Entries taken from a collection:
○ ○ ○

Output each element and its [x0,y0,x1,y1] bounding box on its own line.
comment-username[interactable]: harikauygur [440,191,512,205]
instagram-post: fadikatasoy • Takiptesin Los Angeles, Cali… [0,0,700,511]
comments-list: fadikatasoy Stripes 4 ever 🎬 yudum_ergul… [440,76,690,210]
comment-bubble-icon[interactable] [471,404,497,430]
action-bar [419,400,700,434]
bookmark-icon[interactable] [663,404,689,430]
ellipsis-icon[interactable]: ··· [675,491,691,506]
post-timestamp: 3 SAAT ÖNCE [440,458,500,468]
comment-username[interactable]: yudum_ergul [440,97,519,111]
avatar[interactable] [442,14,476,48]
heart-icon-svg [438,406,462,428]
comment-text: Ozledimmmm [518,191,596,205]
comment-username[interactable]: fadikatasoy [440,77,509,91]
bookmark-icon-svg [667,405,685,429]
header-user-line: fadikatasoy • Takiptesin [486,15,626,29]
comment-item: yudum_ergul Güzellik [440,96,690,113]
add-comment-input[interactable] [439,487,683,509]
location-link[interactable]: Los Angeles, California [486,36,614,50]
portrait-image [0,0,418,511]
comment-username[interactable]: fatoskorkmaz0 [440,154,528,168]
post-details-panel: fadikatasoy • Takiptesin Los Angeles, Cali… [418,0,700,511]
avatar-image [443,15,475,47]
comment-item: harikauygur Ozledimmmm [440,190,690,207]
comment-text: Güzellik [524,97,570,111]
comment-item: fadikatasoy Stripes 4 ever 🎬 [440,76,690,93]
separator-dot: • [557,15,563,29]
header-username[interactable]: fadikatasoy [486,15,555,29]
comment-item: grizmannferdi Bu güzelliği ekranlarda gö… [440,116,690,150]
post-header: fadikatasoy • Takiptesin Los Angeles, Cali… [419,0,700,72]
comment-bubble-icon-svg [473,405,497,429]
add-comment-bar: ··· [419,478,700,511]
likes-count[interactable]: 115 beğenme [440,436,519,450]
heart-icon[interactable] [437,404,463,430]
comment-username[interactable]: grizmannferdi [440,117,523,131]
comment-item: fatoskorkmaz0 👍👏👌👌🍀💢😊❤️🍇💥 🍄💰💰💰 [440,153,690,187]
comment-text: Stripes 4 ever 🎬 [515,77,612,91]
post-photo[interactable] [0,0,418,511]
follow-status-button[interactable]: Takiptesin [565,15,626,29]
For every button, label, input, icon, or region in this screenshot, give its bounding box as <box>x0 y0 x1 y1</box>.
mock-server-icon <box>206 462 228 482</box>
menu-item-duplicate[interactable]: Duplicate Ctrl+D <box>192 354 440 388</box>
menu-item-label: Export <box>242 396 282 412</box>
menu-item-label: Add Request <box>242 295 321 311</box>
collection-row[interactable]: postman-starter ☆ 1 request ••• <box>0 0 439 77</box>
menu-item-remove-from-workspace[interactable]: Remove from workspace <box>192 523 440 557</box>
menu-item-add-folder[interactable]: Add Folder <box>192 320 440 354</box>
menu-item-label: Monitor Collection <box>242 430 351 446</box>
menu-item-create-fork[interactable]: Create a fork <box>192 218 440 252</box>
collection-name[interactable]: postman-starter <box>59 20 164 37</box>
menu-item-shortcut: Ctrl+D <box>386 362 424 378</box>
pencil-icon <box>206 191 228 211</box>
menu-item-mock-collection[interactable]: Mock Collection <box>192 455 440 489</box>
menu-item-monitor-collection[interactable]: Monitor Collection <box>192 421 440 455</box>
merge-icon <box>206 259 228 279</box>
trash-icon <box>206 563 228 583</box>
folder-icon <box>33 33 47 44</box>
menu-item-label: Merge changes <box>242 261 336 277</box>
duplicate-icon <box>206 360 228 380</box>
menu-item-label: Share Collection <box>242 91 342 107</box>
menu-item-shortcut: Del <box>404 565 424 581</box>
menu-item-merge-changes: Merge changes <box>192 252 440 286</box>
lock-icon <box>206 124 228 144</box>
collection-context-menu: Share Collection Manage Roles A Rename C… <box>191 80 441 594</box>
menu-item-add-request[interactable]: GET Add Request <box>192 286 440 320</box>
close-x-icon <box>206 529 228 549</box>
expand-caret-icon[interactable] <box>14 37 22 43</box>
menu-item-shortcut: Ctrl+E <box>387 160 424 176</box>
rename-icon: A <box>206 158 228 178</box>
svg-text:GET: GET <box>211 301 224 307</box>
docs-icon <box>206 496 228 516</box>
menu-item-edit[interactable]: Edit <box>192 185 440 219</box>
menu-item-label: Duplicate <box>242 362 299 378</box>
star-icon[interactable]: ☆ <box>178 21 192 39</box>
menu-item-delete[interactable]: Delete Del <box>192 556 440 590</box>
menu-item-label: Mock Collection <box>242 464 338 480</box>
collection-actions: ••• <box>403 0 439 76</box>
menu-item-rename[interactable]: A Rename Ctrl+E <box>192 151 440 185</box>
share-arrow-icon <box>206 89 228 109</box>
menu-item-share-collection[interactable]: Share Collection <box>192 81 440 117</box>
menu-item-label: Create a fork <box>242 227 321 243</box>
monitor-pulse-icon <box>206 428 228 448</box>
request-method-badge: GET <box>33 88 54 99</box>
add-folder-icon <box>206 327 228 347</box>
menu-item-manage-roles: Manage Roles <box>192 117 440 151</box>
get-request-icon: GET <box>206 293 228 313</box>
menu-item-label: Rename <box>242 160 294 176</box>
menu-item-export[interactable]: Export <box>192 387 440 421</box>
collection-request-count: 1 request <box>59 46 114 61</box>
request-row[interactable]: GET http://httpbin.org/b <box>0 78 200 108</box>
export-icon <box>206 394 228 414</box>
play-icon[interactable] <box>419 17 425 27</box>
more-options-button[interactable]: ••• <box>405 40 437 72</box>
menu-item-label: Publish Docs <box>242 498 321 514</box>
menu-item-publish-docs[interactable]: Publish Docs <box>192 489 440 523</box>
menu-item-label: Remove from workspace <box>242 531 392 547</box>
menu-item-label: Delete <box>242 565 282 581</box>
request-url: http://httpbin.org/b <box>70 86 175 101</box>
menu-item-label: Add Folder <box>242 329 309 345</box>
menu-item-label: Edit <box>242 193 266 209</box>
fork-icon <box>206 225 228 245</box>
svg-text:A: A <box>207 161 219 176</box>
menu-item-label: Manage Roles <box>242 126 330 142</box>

○ ○ ○

WHAT THE EXERCISE ASKS: Duplicate the lines from the start of the records through the line holding "comment-username[interactable]: grizmannferdi [440,117,523,131]", inclusive.

ANSWER IN FULL:
Output each element and its [x0,y0,x1,y1] bounding box on its own line.
comment-username[interactable]: harikauygur [440,191,512,205]
instagram-post: fadikatasoy • Takiptesin Los Angeles, Cali… [0,0,700,511]
comments-list: fadikatasoy Stripes 4 ever 🎬 yudum_ergul… [440,76,690,210]
comment-bubble-icon[interactable] [471,404,497,430]
action-bar [419,400,700,434]
bookmark-icon[interactable] [663,404,689,430]
ellipsis-icon[interactable]: ··· [675,491,691,506]
post-timestamp: 3 SAAT ÖNCE [440,458,500,468]
comment-username[interactable]: yudum_ergul [440,97,519,111]
avatar[interactable] [442,14,476,48]
heart-icon-svg [438,406,462,428]
comment-text: Ozledimmmm [518,191,596,205]
comment-username[interactable]: fadikatasoy [440,77,509,91]
bookmark-icon-svg [667,405,685,429]
header-user-line: fadikatasoy • Takiptesin [486,15,626,29]
comment-item: yudum_ergul Güzellik [440,96,690,113]
add-comment-input[interactable] [439,487,683,509]
location-link[interactable]: Los Angeles, California [486,36,614,50]
portrait-image [0,0,418,511]
comment-username[interactable]: fatoskorkmaz0 [440,154,528,168]
post-details-panel: fadikatasoy • Takiptesin Los Angeles, Cali… [418,0,700,511]
avatar-image [443,15,475,47]
comment-item: harikauygur Ozledimmmm [440,190,690,207]
comment-text: Güzellik [524,97,570,111]
comment-item: fadikatasoy Stripes 4 ever 🎬 [440,76,690,93]
separator-dot: • [557,15,563,29]
header-username[interactable]: fadikatasoy [486,15,555,29]
comment-item: grizmannferdi Bu güzelliği ekranlarda gö… [440,116,690,150]
post-header: fadikatasoy • Takiptesin Los Angeles, Cali… [419,0,700,72]
comment-bubble-icon-svg [473,405,497,429]
add-comment-bar: ··· [419,478,700,511]
likes-count[interactable]: 115 beğenme [440,436,519,450]
heart-icon[interactable] [437,404,463,430]
comment-username[interactable]: grizmannferdi [440,117,523,131]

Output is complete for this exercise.